| EXTRACTED TEXT |
————————
Microns are much more than simply cheaper and shorter emails. They are identified in the inbox (via BIMI) and also via the subject line (with the µ). They are not one-off but habit forming by arriving in the inbox each day at the same time. This sequencing can enable story-telling in short bursts. They can be made dynamic with the use of AMP thus enabling an exciting interactive component right in the email (micron) itself. Most important, microns are informational and as much more likely to be opened because they inform, educate and entertain – rather than just promote.

While microns have many different applications, one of the best use cases can be for reactivation. Here is the case for microns in brief:

  • Majority of email addresses become inactive over time – “the lost world”
  • Marketing departments tend to focus more on acquisition and retention. It is cheaper to activate than acquire new customers.
  • Email is the best (only) channel to re-establish/ ‘re-awaken’ relationship
    • Use Story Microns, as opposed to promotional emails
    • For new customers, do “continued addressability” via DailyFresh Microns
  • Microns can also be used for leads that did not convert

Another important aspect of microns is that they are cheaper than regular emails. The economics for reactivation now look so much better with microns priced at a tenth of regular emails:

  • Typical micron pricing is 1c CPM (cost per thousand) as opposed to 10c CPM for emails
  • Let’s say, one has a list of 100 email IDs for reactivation
  • Assume each wave of 15 microns results in 1 activation (click to website/app)
  • Thus 1500 microns sent (for 1.5c CPM) result in 1 activation
  • At 1.5c cost per click, brands will now find it significantly more cost effective compared to new acquisition
  • A new subdomain can be used to alleviate the risk of the primary brand domain reputation being negatively impacted

Microns can thus become a new mechanism for reactivation – and a huge new market opportunity.

6

The Business Case

In India, there are about 400 million email users. Let’s assume that the transactors are about 25% of those – so about 100 million. Let’s further assume that each of these users has about 50 brand relationships – across all the ecommerce categories, media, OTT, telecom, travel, retail, banking and finance, and social. Each of us will at least have 10 dormant relationships. So, that makes for a billion dormant brand-customer relationships. Brands have spent at least Rs 100 in acquiring each of these customers so that is about Rs 10,000 crore which lies wasted. Assuming brands are willing to pay Rs 10 to reawaken a customer, this is a Rs 1,000 crore market opportunity for microns – 5 times the total market size for email in India.

Let us look at it from the brand side. About a third of the brand’s customer base is likely to be dormant. (We had taken 50% in the Rest customers category – assuming a third of them are unreachable for various reasons, we come to the same 33% figure of the overall customer base.) A snippet from V12 suggests even higher numbers: “According to a Marketing Sherpa study, upwards of 75 percent of email subscribers are inactive… Approximately 25 percent to 30 percent of contact data goes bad each year under normal circumstances.”

Reactivation is a problem for every brand. The same idea of reactivation using microns can be taken globally. With 4 billion email users worldwide (10 times that of India), the global opportunity for microns is easily Rs 10,000 crore (about $1.3 billion) – probably much greater.

Reactivation hasn’t been looked at seriously since it falls between the two stools of acquisition and engagement. The adtech team wants to acquire new customers – which is also what the top management would like to see and show. The martech team wants to drive engagement and retention, and ignores customers who were once new but are now inactive. No one is responsible for reactivation. This is the whitespace for marketers – it can give faster success at lower spends. (But which marketer wants to lower their spending budget?!)

The compelling economics of microns can make reactivation as the new acquisition. Combined with Velvet Rope Marketing (VRM) for the Best customers, this can be the second cannonball that smart marketers can fire to accelerate growth and increase profits. After all, it is better to reconnect with forgotten friends than approach strangers!
————————
| EXERCISE BRIEF |
Decide whether each statement agrees with the text about microns, answering yes or no and quoting the exact words of the text that settle it. 1. Typical micron pricing is a tenth of the CPM for regular emails. 2. India has about 200 million email users. 3. The martech team is responsible for reactivation.

Dataset items:
————————
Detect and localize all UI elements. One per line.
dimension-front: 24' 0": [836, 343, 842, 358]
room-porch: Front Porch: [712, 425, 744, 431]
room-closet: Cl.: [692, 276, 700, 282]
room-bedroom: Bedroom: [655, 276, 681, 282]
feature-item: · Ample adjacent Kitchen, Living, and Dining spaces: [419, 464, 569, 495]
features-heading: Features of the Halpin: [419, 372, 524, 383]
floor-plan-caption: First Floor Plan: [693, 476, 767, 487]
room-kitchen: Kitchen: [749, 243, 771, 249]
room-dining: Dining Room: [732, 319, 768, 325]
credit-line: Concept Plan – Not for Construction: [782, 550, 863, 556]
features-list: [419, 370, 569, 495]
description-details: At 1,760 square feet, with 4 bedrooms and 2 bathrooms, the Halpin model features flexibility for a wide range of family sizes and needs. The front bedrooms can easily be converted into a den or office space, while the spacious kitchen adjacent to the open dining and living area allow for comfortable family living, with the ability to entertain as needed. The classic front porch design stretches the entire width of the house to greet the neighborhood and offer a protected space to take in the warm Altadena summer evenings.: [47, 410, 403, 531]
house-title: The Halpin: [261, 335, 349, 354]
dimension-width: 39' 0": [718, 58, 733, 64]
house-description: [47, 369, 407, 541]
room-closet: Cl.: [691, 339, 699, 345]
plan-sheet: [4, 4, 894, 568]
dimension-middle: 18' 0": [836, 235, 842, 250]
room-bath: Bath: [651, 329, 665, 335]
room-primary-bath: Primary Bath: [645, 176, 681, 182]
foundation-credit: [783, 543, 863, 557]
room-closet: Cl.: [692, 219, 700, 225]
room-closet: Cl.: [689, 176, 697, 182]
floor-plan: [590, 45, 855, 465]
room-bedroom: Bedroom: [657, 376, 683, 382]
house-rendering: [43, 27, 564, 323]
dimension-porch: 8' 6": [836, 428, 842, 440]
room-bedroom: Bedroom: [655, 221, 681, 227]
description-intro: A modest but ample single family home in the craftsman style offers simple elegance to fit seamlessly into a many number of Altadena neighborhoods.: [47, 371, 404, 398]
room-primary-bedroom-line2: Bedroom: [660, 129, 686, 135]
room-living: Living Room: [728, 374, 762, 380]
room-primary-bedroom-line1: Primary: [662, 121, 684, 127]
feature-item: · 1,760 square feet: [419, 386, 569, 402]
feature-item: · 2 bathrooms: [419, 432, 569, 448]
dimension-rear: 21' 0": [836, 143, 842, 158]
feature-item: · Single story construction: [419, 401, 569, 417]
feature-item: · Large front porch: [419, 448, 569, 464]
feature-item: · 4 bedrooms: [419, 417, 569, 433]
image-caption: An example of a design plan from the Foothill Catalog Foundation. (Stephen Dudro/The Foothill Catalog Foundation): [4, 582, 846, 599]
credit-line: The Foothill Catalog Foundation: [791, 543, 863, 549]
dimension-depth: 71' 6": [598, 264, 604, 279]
————————
| RESULT OF THE EXERCISE |
1. Yes: "Typical micron pricing is 1c CPM (cost per thousand) as opposed to 10c CPM for emails"
2. No: "In India, there are about 400 million email users."
3. No: "No one is responsible for reactivation."